| LISTING |
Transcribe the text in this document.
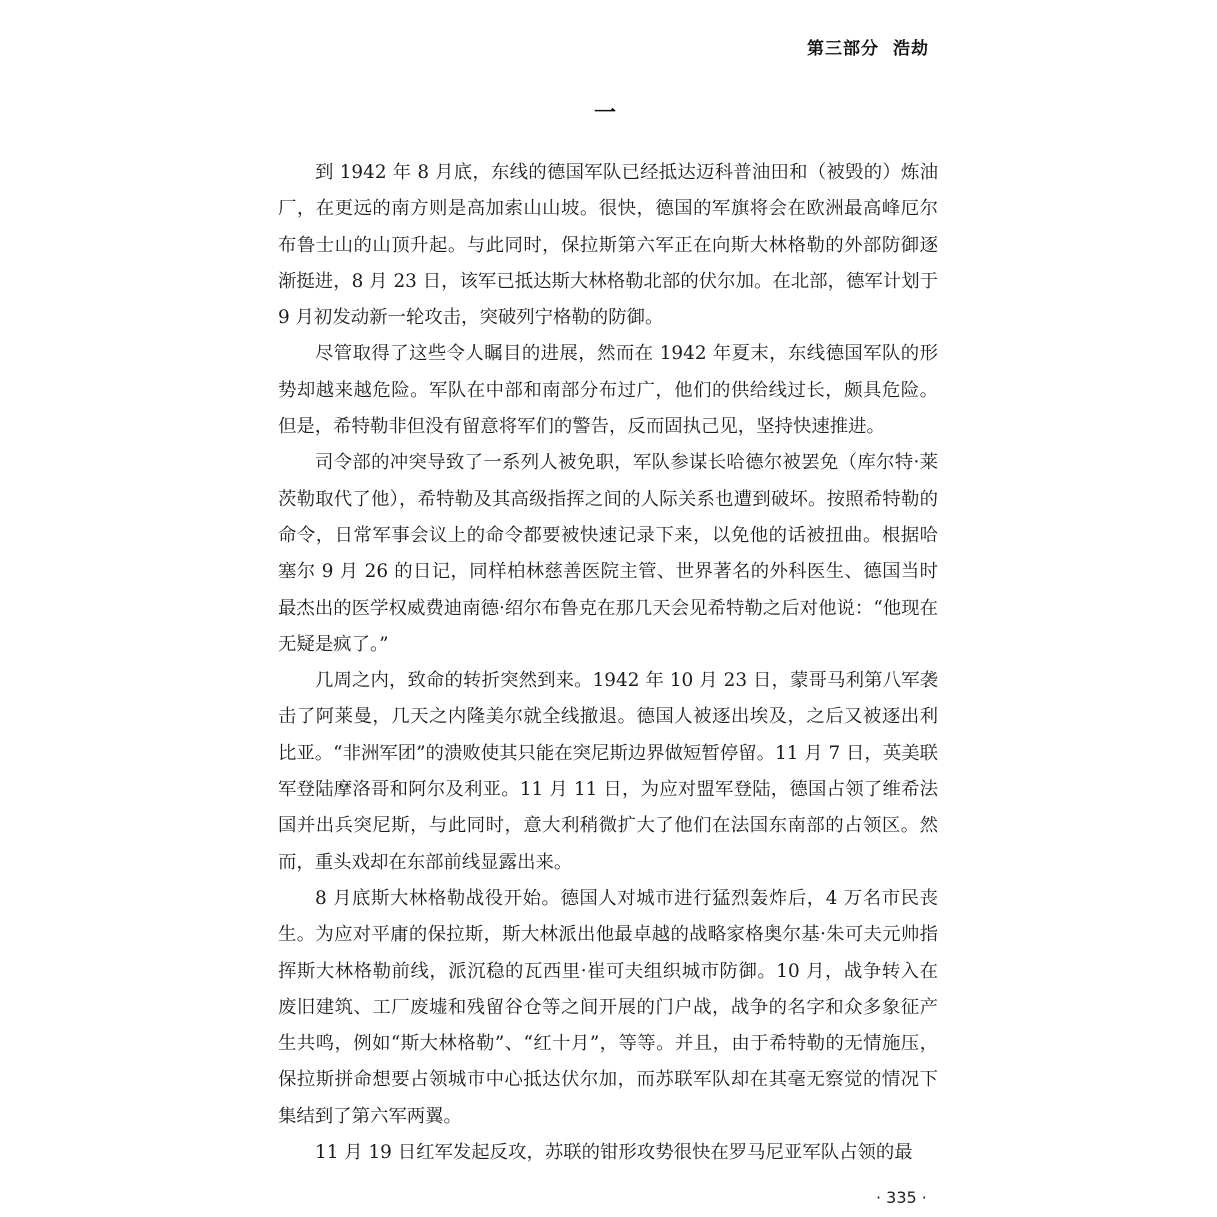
第三部分 浩劫
一

到 1942 年 8 月底，东线的德国军队已经抵达迈科普油田和（被毁的）炼油厂，在更远的南方则是高加索山山坡。很快，德国的军旗将会在欧洲最高峰厄尔布鲁士山的山顶升起。与此同时，保拉斯第六军正在向斯大林格勒的外部防御逐渐挺进，8 月 23 日，该军已抵达斯大林格勒北部的伏尔加。在北部，德军计划于 9 月初发动新一轮攻击，突破列宁格勒的防御。

尽管取得了这些令人瞩目的进展，然而在 1942 年夏末，东线德国军队的形势却越来越危险。军队在中部和南部分布过广，他们的供给线过长，颇具危险。但是，希特勒非但没有留意将军们的警告，反而固执己见，坚持快速推进。

司令部的冲突导致了一系列人被免职，军队参谋长哈德尔被罢免（库尔特·莱茨勒取代了他），希特勒及其高级指挥之间的人际关系也遭到破坏。按照希特勒的命令，日常军事会议上的命令都要被快速记录下来，以免他的话被扭曲。根据哈塞尔 9 月 26 的日记，同样柏林慈善医院主管、世界著名的外科医生、德国当时最杰出的医学权威费迪南德·绍尔布鲁克在那几天会见希特勒之后对他说：“他现在无疑是疯了。”

几周之内，致命的转折突然到来。1942 年 10 月 23 日，蒙哥马利第八军袭击了阿莱曼，几天之内隆美尔就全线撤退。德国人被逐出埃及，之后又被逐出利比亚。“非洲军团”的溃败使其只能在突尼斯边界做短暂停留。11 月 7 日，英美联军登陆摩洛哥和阿尔及利亚。11 月 11 日，为应对盟军登陆，德国占领了维希法国并出兵突尼斯，与此同时，意大利稍微扩大了他们在法国东南部的占领区。然而，重头戏却在东部前线显露出来。

8 月底斯大林格勒战役开始。德国人对城市进行猛烈轰炸后，4 万名市民丧生。为应对平庸的保拉斯，斯大林派出他最卓越的战略家格奥尔基·朱可夫元帅指挥斯大林格勒前线，派沉稳的瓦西里·崔可夫组织城市防御。10 月，战争转入在废旧建筑、工厂废墟和残留谷仓等之间开展的门户战，战争的名字和众多象征产生共鸣，例如“斯大林格勒”、“红十月”，等等。并且，由于希特勒的无情施压，保拉斯拼命想要占领城市中心抵达伏尔加，而苏联军队却在其毫无察觉的情况下集结到了第六军两翼。

11 月 19 日红军发起反攻，苏联的钳形攻势很快在罗马尼亚军队占领的最

· 335 ·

| SHORT EXERCISE |
Quote the records in their entirety, keeping the wording exact and excluding pictures.

| RESPONSE |
Transcribe the text in this document.
第三部分 浩劫
一

到 1942 年 8 月底，东线的德国军队已经抵达迈科普油田和（被毁的）炼油厂，在更远的南方则是高加索山山坡。很快，德国的军旗将会在欧洲最高峰厄尔布鲁士山的山顶升起。与此同时，保拉斯第六军正在向斯大林格勒的外部防御逐渐挺进，8 月 23 日，该军已抵达斯大林格勒北部的伏尔加。在北部，德军计划于 9 月初发动新一轮攻击，突破列宁格勒的防御。

尽管取得了这些令人瞩目的进展，然而在 1942 年夏末，东线德国军队的形势却越来越危险。军队在中部和南部分布过广，他们的供给线过长，颇具危险。但是，希特勒非但没有留意将军们的警告，反而固执己见，坚持快速推进。

司令部的冲突导致了一系列人被免职，军队参谋长哈德尔被罢免（库尔特·莱茨勒取代了他），希特勒及其高级指挥之间的人际关系也遭到破坏。按照希特勒的命令，日常军事会议上的命令都要被快速记录下来，以免他的话被扭曲。根据哈塞尔 9 月 26 的日记，同样柏林慈善医院主管、世界著名的外科医生、德国当时最杰出的医学权威费迪南德·绍尔布鲁克在那几天会见希特勒之后对他说：“他现在无疑是疯了。”

几周之内，致命的转折突然到来。1942 年 10 月 23 日，蒙哥马利第八军袭击了阿莱曼，几天之内隆美尔就全线撤退。德国人被逐出埃及，之后又被逐出利比亚。“非洲军团”的溃败使其只能在突尼斯边界做短暂停留。11 月 7 日，英美联军登陆摩洛哥和阿尔及利亚。11 月 11 日，为应对盟军登陆，德国占领了维希法国并出兵突尼斯，与此同时，意大利稍微扩大了他们在法国东南部的占领区。然而，重头戏却在东部前线显露出来。

8 月底斯大林格勒战役开始。德国人对城市进行猛烈轰炸后，4 万名市民丧生。为应对平庸的保拉斯，斯大林派出他最卓越的战略家格奥尔基·朱可夫元帅指挥斯大林格勒前线，派沉稳的瓦西里·崔可夫组织城市防御。10 月，战争转入在废旧建筑、工厂废墟和残留谷仓等之间开展的门户战，战争的名字和众多象征产生共鸣，例如“斯大林格勒”、“红十月”，等等。并且，由于希特勒的无情施压，保拉斯拼命想要占领城市中心抵达伏尔加，而苏联军队却在其毫无察觉的情况下集结到了第六军两翼。

11 月 19 日红军发起反攻，苏联的钳形攻势很快在罗马尼亚军队占领的最

· 335 ·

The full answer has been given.